Written instruction → Return the listing word for word, as given.

Records for this exercise →
◆ ◆ ◆ ◆ ◆ ◆ ◆

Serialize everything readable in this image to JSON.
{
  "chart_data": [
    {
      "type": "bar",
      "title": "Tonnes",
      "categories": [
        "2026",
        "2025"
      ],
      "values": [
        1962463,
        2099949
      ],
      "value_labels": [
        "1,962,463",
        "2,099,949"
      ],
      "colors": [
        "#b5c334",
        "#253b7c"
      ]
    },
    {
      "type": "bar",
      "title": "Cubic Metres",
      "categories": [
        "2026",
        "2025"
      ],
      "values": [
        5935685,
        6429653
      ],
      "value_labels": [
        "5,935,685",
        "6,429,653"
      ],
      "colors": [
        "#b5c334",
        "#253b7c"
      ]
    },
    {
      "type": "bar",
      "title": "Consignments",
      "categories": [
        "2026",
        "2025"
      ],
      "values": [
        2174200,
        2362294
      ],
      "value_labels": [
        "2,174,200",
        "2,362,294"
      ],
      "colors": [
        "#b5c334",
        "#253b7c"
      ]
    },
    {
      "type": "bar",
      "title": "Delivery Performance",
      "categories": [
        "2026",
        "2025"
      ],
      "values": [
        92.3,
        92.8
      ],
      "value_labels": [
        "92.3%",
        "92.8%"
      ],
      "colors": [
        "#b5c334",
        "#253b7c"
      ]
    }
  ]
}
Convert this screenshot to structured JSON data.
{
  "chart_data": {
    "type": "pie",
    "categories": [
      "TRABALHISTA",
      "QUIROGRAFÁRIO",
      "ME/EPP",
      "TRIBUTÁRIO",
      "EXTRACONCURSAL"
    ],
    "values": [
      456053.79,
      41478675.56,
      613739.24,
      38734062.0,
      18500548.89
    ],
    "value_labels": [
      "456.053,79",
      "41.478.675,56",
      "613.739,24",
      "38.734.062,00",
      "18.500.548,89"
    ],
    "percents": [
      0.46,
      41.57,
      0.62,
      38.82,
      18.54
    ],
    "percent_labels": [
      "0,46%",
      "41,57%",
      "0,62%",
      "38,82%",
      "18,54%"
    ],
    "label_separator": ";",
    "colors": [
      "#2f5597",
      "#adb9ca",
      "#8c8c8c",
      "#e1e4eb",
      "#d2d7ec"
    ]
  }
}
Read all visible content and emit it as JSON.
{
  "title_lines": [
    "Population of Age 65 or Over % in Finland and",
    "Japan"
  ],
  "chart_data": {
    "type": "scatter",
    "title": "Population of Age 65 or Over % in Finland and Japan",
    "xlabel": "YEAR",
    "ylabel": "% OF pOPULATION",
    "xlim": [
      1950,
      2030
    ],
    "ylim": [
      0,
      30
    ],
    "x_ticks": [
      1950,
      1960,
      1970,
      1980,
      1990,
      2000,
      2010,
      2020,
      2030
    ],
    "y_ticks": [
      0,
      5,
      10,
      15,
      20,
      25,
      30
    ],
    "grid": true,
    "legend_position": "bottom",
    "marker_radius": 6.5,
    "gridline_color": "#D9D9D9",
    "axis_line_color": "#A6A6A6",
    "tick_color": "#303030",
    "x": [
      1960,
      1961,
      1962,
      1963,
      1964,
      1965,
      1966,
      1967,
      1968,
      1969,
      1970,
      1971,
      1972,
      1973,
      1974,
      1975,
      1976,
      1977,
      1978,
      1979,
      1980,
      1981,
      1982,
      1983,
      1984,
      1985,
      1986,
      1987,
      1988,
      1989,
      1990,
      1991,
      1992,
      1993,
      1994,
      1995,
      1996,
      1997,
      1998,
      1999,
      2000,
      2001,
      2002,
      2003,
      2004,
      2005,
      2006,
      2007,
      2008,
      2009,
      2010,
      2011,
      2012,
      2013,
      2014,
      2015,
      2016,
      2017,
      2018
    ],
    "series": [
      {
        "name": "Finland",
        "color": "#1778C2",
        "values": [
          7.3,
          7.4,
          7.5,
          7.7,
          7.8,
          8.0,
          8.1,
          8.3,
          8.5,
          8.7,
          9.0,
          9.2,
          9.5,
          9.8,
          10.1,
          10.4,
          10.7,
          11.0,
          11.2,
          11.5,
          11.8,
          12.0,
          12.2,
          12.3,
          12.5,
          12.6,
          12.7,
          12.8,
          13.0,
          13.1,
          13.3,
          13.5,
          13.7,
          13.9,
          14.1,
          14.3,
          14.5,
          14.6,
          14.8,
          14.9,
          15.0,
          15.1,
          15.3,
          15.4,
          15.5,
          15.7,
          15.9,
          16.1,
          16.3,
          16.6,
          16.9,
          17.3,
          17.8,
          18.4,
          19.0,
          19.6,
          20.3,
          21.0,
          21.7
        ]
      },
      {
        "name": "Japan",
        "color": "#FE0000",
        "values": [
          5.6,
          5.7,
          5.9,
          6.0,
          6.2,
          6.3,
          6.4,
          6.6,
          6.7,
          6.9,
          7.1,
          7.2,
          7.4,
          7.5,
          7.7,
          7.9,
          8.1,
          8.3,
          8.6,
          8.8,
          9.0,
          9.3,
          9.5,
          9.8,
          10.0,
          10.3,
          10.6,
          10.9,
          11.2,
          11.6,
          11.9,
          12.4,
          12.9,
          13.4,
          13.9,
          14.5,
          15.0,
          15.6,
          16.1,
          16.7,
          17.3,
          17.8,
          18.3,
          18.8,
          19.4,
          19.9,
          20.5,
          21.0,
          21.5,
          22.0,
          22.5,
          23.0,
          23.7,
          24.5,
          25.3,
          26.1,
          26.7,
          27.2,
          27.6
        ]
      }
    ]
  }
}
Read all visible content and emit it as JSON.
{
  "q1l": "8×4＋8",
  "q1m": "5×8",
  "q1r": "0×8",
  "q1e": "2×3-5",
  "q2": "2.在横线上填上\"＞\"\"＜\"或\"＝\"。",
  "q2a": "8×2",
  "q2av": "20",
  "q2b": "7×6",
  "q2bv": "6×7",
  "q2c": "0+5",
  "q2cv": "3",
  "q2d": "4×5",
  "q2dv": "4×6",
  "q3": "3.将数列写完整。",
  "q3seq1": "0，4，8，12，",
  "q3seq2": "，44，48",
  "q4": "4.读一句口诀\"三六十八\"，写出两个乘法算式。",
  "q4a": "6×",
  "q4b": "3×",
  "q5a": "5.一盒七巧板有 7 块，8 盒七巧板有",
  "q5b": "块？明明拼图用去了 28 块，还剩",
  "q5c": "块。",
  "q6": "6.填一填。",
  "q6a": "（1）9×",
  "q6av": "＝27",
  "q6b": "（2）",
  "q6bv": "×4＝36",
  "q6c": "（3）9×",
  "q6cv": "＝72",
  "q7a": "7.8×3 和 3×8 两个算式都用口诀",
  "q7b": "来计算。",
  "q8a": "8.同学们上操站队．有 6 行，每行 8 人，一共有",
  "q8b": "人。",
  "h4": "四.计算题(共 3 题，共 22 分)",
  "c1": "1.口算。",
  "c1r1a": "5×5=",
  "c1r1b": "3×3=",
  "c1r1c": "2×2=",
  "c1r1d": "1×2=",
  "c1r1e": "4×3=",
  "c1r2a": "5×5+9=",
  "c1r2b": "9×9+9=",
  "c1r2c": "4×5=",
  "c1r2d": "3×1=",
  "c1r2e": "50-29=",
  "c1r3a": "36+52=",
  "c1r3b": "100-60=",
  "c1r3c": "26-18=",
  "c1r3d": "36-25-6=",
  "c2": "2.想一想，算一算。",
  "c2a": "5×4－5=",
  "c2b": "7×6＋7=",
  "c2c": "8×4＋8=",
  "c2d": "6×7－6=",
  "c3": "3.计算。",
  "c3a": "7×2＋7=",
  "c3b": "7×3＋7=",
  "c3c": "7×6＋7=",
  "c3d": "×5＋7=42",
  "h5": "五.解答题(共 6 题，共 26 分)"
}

◆ ◆ ◆ ◆ ◆ ◆ ◆

Finished exercise →
Serialize everything readable in this image to JSON.
{
  "chart_data": [
    {
      "type": "bar",
      "title": "Tonnes",
      "categories": [
        "2026",
        "2025"
      ],
      "values": [
        1962463,
        2099949
      ],
      "value_labels": [
        "1,962,463",
        "2,099,949"
      ],
      "colors": [
        "#b5c334",
        "#253b7c"
      ]
    },
    {
      "type": "bar",
      "title": "Cubic Metres",
      "categories": [
        "2026",
        "2025"
      ],
      "values": [
        5935685,
        6429653
      ],
      "value_labels": [
        "5,935,685",
        "6,429,653"
      ],
      "colors": [
        "#b5c334",
        "#253b7c"
      ]
    },
    {
      "type": "bar",
      "title": "Consignments",
      "categories": [
        "2026",
        "2025"
      ],
      "values": [
        2174200,
        2362294
      ],
      "value_labels": [
        "2,174,200",
        "2,362,294"
      ],
      "colors": [
        "#b5c334",
        "#253b7c"
      ]
    },
    {
      "type": "bar",
      "title": "Delivery Performance",
      "categories": [
        "2026",
        "2025"
      ],
      "values": [
        92.3,
        92.8
      ],
      "value_labels": [
        "92.3%",
        "92.8%"
      ],
      "colors": [
        "#b5c334",
        "#253b7c"
      ]
    }
  ]
}
Convert this screenshot to structured JSON data.
{
  "chart_data": {
    "type": "pie",
    "categories": [
      "TRABALHISTA",
      "QUIROGRAFÁRIO",
      "ME/EPP",
      "TRIBUTÁRIO",
      "EXTRACONCURSAL"
    ],
    "values": [
      456053.79,
      41478675.56,
      613739.24,
      38734062.0,
      18500548.89
    ],
    "value_labels": [
      "456.053,79",
      "41.478.675,56",
      "613.739,24",
      "38.734.062,00",
      "18.500.548,89"
    ],
    "percents": [
      0.46,
      41.57,
      0.62,
      38.82,
      18.54
    ],
    "percent_labels": [
      "0,46%",
      "41,57%",
      "0,62%",
      "38,82%",
      "18,54%"
    ],
    "label_separator": ";",
    "colors": [
      "#2f5597",
      "#adb9ca",
      "#8c8c8c",
      "#e1e4eb",
      "#d2d7ec"
    ]
  }
}
Read all visible content and emit it as JSON.
{
  "title_lines": [
    "Population of Age 65 or Over % in Finland and",
    "Japan"
  ],
  "chart_data": {
    "type": "scatter",
    "title": "Population of Age 65 or Over % in Finland and Japan",
    "xlabel": "YEAR",
    "ylabel": "% OF pOPULATION",
    "xlim": [
      1950,
      2030
    ],
    "ylim": [
      0,
      30
    ],
    "x_ticks": [
      1950,
      1960,
      1970,
      1980,
      1990,
      2000,
      2010,
      2020,
      2030
    ],
    "y_ticks": [
      0,
      5,
      10,
      15,
      20,
      25,
      30
    ],
    "grid": true,
    "legend_position": "bottom",
    "marker_radius": 6.5,
    "gridline_color": "#D9D9D9",
    "axis_line_color": "#A6A6A6",
    "tick_color": "#303030",
    "x": [
      1960,
      1961,
      1962,
      1963,
      1964,
      1965,
      1966,
      1967,
      1968,
      1969,
      1970,
      1971,
      1972,
      1973,
      1974,
      1975,
      1976,
      1977,
      1978,
      1979,
      1980,
      1981,
      1982,
      1983,
      1984,
      1985,
      1986,
      1987,
      1988,
      1989,
      1990,
      1991,
      1992,
      1993,
      1994,
      1995,
      1996,
      1997,
      1998,
      1999,
      2000,
      2001,
      2002,
      2003,
      2004,
      2005,
      2006,
      2007,
      2008,
      2009,
      2010,
      2011,
      2012,
      2013,
      2014,
      2015,
      2016,
      2017,
      2018
    ],
    "series": [
      {
        "name": "Finland",
        "color": "#1778C2",
        "values": [
          7.3,
          7.4,
          7.5,
          7.7,
          7.8,
          8.0,
          8.1,
          8.3,
          8.5,
          8.7,
          9.0,
          9.2,
          9.5,
          9.8,
          10.1,
          10.4,
          10.7,
          11.0,
          11.2,
          11.5,
          11.8,
          12.0,
          12.2,
          12.3,
          12.5,
          12.6,
          12.7,
          12.8,
          13.0,
          13.1,
          13.3,
          13.5,
          13.7,
          13.9,
          14.1,
          14.3,
          14.5,
          14.6,
          14.8,
          14.9,
          15.0,
          15.1,
          15.3,
          15.4,
          15.5,
          15.7,
          15.9,
          16.1,
          16.3,
          16.6,
          16.9,
          17.3,
          17.8,
          18.4,
          19.0,
          19.6,
          20.3,
          21.0,
          21.7
        ]
      },
      {
        "name": "Japan",
        "color": "#FE0000",
        "values": [
          5.6,
          5.7,
          5.9,
          6.0,
          6.2,
          6.3,
          6.4,
          6.6,
          6.7,
          6.9,
          7.1,
          7.2,
          7.4,
          7.5,
          7.7,
          7.9,
          8.1,
          8.3,
          8.6,
          8.8,
          9.0,
          9.3,
          9.5,
          9.8,
          10.0,
          10.3,
          10.6,
          10.9,
          11.2,
          11.6,
          11.9,
          12.4,
          12.9,
          13.4,
          13.9,
          14.5,
          15.0,
          15.6,
          16.1,
          16.7,
          17.3,
          17.8,
          18.3,
          18.8,
          19.4,
          19.9,
          20.5,
          21.0,
          21.5,
          22.0,
          22.5,
          23.0,
          23.7,
          24.5,
          25.3,
          26.1,
          26.7,
          27.2,
          27.6
        ]
      }
    ]
  }
}
Read all visible content and emit it as JSON.
{
  "q1l": "8×4＋8",
  "q1m": "5×8",
  "q1r": "0×8",
  "q1e": "2×3-5",
  "q2": "2.在横线上填上\"＞\"\"＜\"或\"＝\"。",
  "q2a": "8×2",
  "q2av": "20",
  "q2b": "7×6",
  "q2bv": "6×7",
  "q2c": "0+5",
  "q2cv": "3",
  "q2d": "4×5",
  "q2dv": "4×6",
  "q3": "3.将数列写完整。",
  "q3seq1": "0，4，8，12，",
  "q3seq2": "，44，48",
  "q4": "4.读一句口诀\"三六十八\"，写出两个乘法算式。",
  "q4a": "6×",
  "q4b": "3×",
  "q5a": "5.一盒七巧板有 7 块，8 盒七巧板有",
  "q5b": "块？明明拼图用去了 28 块，还剩",
  "q5c": "块。",
  "q6": "6.填一填。",
  "q6a": "（1）9×",
  "q6av": "＝27",
  "q6b": "（2）",
  "q6bv": "×4＝36",
  "q6c": "（3）9×",
  "q6cv": "＝72",
  "q7a": "7.8×3 和 3×8 两个算式都用口诀",
  "q7b": "来计算。",
  "q8a": "8.同学们上操站队．有 6 行，每行 8 人，一共有",
  "q8b": "人。",
  "h4": "四.计算题(共 3 题，共 22 分)",
  "c1": "1.口算。",
  "c1r1a": "5×5=",
  "c1r1b": "3×3=",
  "c1r1c": "2×2=",
  "c1r1d": "1×2=",
  "c1r1e": "4×3=",
  "c1r2a": "5×5+9=",
  "c1r2b": "9×9+9=",
  "c1r2c": "4×5=",
  "c1r2d": "3×1=",
  "c1r2e": "50-29=",
  "c1r3a": "36+52=",
  "c1r3b": "100-60=",
  "c1r3c": "26-18=",
  "c1r3d": "36-25-6=",
  "c2": "2.想一想，算一算。",
  "c2a": "5×4－5=",
  "c2b": "7×6＋7=",
  "c2c": "8×4＋8=",
  "c2d": "6×7－6=",
  "c3": "3.计算。",
  "c3a": "7×2＋7=",
  "c3b": "7×3＋7=",
  "c3c": "7×6＋7=",
  "c3d": "×5＋7=42",
  "h5": "五.解答题(共 6 题，共 26 分)"
}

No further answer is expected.